Records for processing:
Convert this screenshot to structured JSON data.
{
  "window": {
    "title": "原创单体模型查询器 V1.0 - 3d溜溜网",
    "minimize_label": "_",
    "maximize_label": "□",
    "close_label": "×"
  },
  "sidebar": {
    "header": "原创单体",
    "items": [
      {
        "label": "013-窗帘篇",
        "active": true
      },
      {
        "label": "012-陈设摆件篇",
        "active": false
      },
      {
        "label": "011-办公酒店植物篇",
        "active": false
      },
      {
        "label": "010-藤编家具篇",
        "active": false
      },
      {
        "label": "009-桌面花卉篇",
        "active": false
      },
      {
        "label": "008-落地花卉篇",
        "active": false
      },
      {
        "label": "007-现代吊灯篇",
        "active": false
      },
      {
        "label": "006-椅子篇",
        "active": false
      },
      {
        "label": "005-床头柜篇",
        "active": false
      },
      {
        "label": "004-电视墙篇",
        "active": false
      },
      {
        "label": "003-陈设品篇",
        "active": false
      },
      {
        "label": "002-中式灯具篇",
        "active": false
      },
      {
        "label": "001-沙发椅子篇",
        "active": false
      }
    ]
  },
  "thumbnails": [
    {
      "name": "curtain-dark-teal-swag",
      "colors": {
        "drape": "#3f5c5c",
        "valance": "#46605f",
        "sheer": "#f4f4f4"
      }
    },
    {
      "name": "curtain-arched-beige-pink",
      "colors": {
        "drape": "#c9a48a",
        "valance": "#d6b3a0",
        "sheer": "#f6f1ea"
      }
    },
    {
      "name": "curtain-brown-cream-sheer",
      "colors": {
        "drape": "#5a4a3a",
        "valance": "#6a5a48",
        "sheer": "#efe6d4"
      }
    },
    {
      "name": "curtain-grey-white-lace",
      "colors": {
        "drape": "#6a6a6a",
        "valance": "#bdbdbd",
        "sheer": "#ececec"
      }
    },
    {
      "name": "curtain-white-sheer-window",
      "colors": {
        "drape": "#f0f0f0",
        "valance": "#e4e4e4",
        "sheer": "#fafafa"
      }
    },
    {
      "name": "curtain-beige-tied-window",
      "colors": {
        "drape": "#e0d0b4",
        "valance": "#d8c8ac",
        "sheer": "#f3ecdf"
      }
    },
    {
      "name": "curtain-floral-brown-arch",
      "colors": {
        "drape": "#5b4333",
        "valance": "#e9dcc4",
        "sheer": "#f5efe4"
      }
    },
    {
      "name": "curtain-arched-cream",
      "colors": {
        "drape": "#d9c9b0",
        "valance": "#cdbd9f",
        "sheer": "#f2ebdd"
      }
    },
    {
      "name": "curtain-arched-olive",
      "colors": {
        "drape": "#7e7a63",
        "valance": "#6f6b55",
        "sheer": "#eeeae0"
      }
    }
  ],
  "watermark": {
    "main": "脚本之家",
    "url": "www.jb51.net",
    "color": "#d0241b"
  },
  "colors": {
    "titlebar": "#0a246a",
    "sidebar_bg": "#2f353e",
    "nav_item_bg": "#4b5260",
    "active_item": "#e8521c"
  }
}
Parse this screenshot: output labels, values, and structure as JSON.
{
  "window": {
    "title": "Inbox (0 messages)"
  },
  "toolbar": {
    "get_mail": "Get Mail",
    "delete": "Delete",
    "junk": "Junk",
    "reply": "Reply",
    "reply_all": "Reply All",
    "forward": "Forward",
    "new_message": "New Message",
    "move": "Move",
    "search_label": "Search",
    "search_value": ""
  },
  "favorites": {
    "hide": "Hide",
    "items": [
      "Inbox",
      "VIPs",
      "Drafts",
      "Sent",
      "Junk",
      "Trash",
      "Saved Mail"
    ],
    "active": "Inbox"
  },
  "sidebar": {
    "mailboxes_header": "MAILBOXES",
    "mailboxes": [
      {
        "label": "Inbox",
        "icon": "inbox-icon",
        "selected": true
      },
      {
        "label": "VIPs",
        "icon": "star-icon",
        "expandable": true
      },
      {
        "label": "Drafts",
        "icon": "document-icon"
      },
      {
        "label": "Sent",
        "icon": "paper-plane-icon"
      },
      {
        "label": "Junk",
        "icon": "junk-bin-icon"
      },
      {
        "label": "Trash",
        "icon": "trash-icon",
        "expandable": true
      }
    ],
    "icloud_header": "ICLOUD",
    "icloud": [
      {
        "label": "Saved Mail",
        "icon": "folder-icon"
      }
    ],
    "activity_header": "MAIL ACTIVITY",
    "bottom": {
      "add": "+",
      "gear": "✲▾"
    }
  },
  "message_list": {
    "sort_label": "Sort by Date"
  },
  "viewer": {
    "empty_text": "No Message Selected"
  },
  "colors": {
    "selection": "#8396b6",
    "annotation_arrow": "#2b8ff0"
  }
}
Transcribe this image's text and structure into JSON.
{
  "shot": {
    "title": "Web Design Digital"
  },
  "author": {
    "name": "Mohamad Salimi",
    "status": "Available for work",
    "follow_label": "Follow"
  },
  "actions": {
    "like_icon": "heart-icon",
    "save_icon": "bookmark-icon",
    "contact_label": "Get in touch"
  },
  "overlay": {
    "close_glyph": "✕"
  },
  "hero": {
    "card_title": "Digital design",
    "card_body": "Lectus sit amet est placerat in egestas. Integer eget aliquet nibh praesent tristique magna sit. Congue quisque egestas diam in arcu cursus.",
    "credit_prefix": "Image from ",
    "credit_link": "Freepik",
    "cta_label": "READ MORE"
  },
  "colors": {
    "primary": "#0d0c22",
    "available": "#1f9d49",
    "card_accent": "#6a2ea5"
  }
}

Given problem:
Print exactly the lines from the one with "Transcribe this image's" through the end of the data, inclusive.

Solution for this exercise:
Transcribe this image's text and structure into JSON.
{
  "shot": {
    "title": "Web Design Digital"
  },
  "author": {
    "name": "Mohamad Salimi",
    "status": "Available for work",
    "follow_label": "Follow"
  },
  "actions": {
    "like_icon": "heart-icon",
    "save_icon": "bookmark-icon",
    "contact_label": "Get in touch"
  },
  "overlay": {
    "close_glyph": "✕"
  },
  "hero": {
    "card_title": "Digital design",
    "card_body": "Lectus sit amet est placerat in egestas. Integer eget aliquet nibh praesent tristique magna sit. Congue quisque egestas diam in arcu cursus.",
    "credit_prefix": "Image from ",
    "credit_link": "Freepik",
    "cta_label": "READ MORE"
  },
  "colors": {
    "primary": "#0d0c22",
    "available": "#1f9d49",
    "card_accent": "#6a2ea5"
  }
}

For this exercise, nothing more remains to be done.